● To do
Exclude the pictures and return every line exactly as written.

● The input
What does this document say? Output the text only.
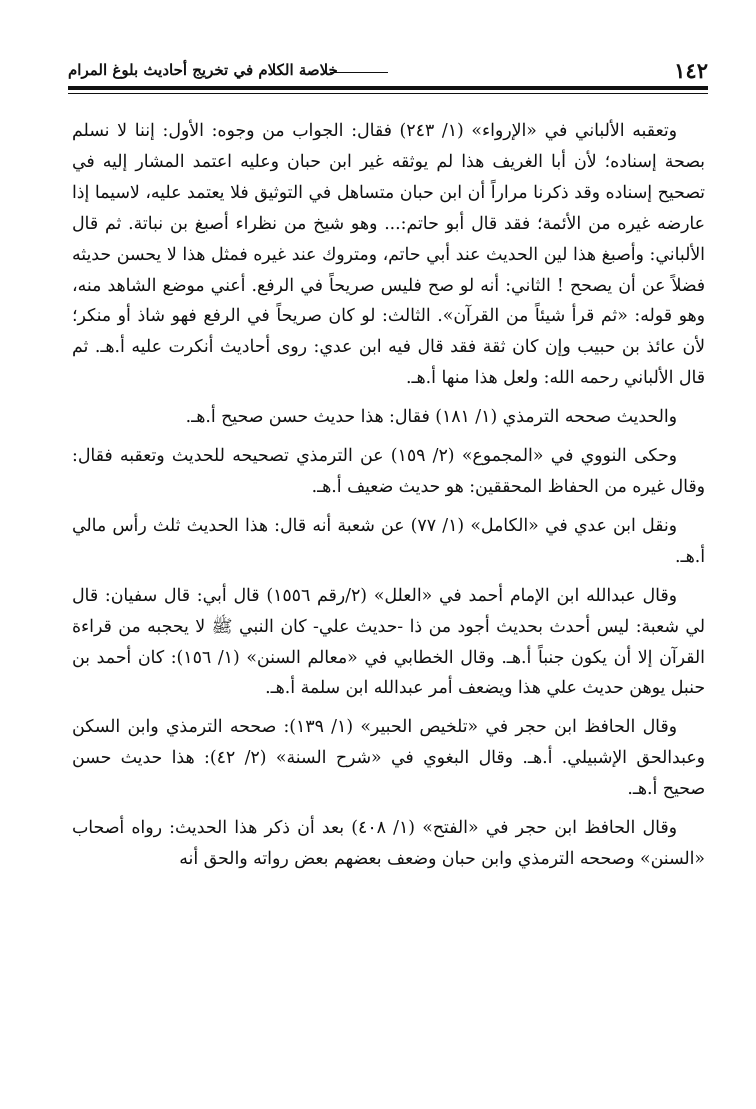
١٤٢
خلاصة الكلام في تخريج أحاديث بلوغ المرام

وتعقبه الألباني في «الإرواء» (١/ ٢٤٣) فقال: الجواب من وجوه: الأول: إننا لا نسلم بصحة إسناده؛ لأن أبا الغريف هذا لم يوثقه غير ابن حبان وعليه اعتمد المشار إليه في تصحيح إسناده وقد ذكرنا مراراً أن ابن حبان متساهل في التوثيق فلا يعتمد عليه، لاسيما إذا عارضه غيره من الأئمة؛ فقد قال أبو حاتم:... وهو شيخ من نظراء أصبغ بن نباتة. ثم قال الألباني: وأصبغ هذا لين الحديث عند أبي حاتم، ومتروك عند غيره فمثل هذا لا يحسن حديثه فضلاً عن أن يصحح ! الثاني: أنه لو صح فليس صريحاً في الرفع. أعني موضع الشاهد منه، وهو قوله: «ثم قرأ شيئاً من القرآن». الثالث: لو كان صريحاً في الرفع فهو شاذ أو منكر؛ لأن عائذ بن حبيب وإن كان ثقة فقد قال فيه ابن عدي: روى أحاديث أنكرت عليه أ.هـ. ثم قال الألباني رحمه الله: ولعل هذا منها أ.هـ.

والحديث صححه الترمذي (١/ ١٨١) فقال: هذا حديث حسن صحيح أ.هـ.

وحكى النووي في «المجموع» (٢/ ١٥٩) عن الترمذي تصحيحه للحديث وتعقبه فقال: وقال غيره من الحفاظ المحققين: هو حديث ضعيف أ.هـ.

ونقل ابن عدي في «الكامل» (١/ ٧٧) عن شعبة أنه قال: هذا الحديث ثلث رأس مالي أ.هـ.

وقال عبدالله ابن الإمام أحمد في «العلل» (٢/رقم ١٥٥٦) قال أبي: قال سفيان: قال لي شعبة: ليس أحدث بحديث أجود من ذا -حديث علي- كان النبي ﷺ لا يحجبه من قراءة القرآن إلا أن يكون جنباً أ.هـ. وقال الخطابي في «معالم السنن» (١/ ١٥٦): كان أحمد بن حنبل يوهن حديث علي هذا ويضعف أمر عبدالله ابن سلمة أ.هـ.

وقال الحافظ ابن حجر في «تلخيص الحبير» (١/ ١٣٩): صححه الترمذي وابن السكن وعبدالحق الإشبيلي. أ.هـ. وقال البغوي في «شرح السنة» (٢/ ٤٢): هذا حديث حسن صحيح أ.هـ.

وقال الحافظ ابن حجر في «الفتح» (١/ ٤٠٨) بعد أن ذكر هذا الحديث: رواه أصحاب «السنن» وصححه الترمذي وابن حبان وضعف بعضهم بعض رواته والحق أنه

● Answer in full
What does this document say? Output the text only.
١٤٢
خلاصة الكلام في تخريج أحاديث بلوغ المرام

وتعقبه الألباني في «الإرواء» (١/ ٢٤٣) فقال: الجواب من وجوه: الأول: إننا لا نسلم بصحة إسناده؛ لأن أبا الغريف هذا لم يوثقه غير ابن حبان وعليه اعتمد المشار إليه في تصحيح إسناده وقد ذكرنا مراراً أن ابن حبان متساهل في التوثيق فلا يعتمد عليه، لاسيما إذا عارضه غيره من الأئمة؛ فقد قال أبو حاتم:... وهو شيخ من نظراء أصبغ بن نباتة. ثم قال الألباني: وأصبغ هذا لين الحديث عند أبي حاتم، ومتروك عند غيره فمثل هذا لا يحسن حديثه فضلاً عن أن يصحح ! الثاني: أنه لو صح فليس صريحاً في الرفع. أعني موضع الشاهد منه، وهو قوله: «ثم قرأ شيئاً من القرآن». الثالث: لو كان صريحاً في الرفع فهو شاذ أو منكر؛ لأن عائذ بن حبيب وإن كان ثقة فقد قال فيه ابن عدي: روى أحاديث أنكرت عليه أ.هـ. ثم قال الألباني رحمه الله: ولعل هذا منها أ.هـ.

والحديث صححه الترمذي (١/ ١٨١) فقال: هذا حديث حسن صحيح أ.هـ.

وحكى النووي في «المجموع» (٢/ ١٥٩) عن الترمذي تصحيحه للحديث وتعقبه فقال: وقال غيره من الحفاظ المحققين: هو حديث ضعيف أ.هـ.

ونقل ابن عدي في «الكامل» (١/ ٧٧) عن شعبة أنه قال: هذا الحديث ثلث رأس مالي أ.هـ.

وقال عبدالله ابن الإمام أحمد في «العلل» (٢/رقم ١٥٥٦) قال أبي: قال سفيان: قال لي شعبة: ليس أحدث بحديث أجود من ذا -حديث علي- كان النبي ﷺ لا يحجبه من قراءة القرآن إلا أن يكون جنباً أ.هـ. وقال الخطابي في «معالم السنن» (١/ ١٥٦): كان أحمد بن حنبل يوهن حديث علي هذا ويضعف أمر عبدالله ابن سلمة أ.هـ.

وقال الحافظ ابن حجر في «تلخيص الحبير» (١/ ١٣٩): صححه الترمذي وابن السكن وعبدالحق الإشبيلي. أ.هـ. وقال البغوي في «شرح السنة» (٢/ ٤٢): هذا حديث حسن صحيح أ.هـ.

وقال الحافظ ابن حجر في «الفتح» (١/ ٤٠٨) بعد أن ذكر هذا الحديث: رواه أصحاب «السنن» وصححه الترمذي وابن حبان وضعف بعضهم بعض رواته والحق أنه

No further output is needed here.